* STATED GOAL *
List all lines of the data containing the word "standard".

* DATA LISTING *
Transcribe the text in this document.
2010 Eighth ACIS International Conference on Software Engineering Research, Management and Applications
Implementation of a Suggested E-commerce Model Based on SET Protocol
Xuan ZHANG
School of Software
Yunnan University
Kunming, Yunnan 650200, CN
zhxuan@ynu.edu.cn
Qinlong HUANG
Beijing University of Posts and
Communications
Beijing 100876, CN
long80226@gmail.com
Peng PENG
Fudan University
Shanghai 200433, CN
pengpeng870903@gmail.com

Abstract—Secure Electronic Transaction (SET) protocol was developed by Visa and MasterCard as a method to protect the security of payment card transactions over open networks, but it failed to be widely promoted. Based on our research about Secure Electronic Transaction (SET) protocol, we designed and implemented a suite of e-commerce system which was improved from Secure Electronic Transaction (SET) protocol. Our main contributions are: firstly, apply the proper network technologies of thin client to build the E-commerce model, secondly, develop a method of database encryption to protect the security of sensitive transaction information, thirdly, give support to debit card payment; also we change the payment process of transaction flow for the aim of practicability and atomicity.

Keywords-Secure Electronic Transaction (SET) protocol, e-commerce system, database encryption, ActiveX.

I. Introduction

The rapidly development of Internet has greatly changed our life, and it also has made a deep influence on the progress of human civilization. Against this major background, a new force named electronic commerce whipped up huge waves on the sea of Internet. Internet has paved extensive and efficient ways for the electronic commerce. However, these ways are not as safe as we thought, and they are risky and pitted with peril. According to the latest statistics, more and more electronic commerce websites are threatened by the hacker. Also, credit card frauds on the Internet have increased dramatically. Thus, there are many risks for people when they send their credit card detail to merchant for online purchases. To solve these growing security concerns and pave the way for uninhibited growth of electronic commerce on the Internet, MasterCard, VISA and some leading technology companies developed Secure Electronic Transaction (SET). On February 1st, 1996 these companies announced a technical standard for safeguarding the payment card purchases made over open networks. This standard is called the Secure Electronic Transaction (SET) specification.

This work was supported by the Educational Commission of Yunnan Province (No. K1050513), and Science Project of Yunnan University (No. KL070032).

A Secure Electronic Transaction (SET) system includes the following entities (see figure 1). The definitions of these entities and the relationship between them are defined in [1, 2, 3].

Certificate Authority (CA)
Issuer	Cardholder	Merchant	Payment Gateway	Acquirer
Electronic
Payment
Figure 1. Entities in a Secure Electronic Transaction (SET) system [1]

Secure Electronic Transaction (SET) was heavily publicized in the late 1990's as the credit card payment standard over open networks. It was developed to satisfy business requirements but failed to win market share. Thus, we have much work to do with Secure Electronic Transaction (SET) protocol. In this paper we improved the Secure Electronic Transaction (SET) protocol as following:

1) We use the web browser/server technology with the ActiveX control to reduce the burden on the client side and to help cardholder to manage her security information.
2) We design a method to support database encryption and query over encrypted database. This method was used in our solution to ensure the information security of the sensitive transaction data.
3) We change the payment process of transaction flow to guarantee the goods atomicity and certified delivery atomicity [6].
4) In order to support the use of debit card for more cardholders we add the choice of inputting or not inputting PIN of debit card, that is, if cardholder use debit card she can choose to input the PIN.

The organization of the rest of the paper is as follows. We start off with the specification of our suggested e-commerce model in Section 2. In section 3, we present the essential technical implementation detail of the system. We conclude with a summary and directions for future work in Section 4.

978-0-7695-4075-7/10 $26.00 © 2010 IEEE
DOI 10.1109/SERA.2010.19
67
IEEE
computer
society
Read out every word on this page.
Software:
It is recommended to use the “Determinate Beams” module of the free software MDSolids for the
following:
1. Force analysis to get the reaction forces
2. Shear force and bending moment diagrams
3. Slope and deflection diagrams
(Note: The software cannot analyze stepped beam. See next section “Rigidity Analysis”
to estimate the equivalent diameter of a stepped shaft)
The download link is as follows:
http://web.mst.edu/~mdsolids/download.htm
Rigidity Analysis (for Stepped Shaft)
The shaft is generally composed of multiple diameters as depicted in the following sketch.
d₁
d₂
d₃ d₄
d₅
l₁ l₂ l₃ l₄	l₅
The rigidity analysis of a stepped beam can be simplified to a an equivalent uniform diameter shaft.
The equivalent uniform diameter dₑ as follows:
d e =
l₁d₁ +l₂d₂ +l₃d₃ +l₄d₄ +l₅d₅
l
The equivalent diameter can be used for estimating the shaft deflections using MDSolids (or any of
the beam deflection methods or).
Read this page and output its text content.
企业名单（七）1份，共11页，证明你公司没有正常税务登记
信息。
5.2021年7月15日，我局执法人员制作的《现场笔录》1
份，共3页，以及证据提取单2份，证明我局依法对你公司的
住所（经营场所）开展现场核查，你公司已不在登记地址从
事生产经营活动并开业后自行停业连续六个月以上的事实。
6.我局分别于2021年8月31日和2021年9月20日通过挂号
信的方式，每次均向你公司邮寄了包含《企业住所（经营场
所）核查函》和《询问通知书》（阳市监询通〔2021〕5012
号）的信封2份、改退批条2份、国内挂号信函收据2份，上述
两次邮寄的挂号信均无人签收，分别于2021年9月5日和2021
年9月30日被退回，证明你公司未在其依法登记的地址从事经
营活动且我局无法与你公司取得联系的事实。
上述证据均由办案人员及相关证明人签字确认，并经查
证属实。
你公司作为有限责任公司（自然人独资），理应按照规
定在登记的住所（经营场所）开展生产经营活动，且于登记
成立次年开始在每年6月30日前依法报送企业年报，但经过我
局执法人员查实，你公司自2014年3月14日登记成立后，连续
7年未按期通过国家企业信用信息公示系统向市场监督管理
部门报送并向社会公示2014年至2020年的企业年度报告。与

* WORKED SOLUTION *
The rapidly development of Internet has greatly changed our life, and it also has made a deep influence on the progress of human civilization. Against this major background, a new force named electronic commerce whipped up huge waves on the sea of Internet. Internet has paved extensive and efficient ways for the electronic commerce. However, these ways are not as safe as we thought, and they are risky and pitted with peril. According to the latest statistics, more and more electronic commerce websites are threatened by the hacker. Also, credit card frauds on the Internet have increased dramatically. Thus, there are many risks for people when they send their credit card detail to merchant for online purchases. To solve these growing security concerns and pave the way for uninhibited growth of electronic commerce on the Internet, MasterCard, VISA and some leading technology companies developed Secure Electronic Transaction (SET). On February 1st, 1996 these companies announced a technical standard for safeguarding the payment card purchases made over open networks. This standard is called the Secure Electronic Transaction (SET) specification.
Secure Electronic Transaction (SET) was heavily publicized in the late 1990's as the credit card payment standard over open networks. It was developed to satisfy business requirements but failed to win market share. Thus, we have much work to do with Secure Electronic Transaction (SET) protocol. In this paper we improved the Secure Electronic Transaction (SET) protocol as following:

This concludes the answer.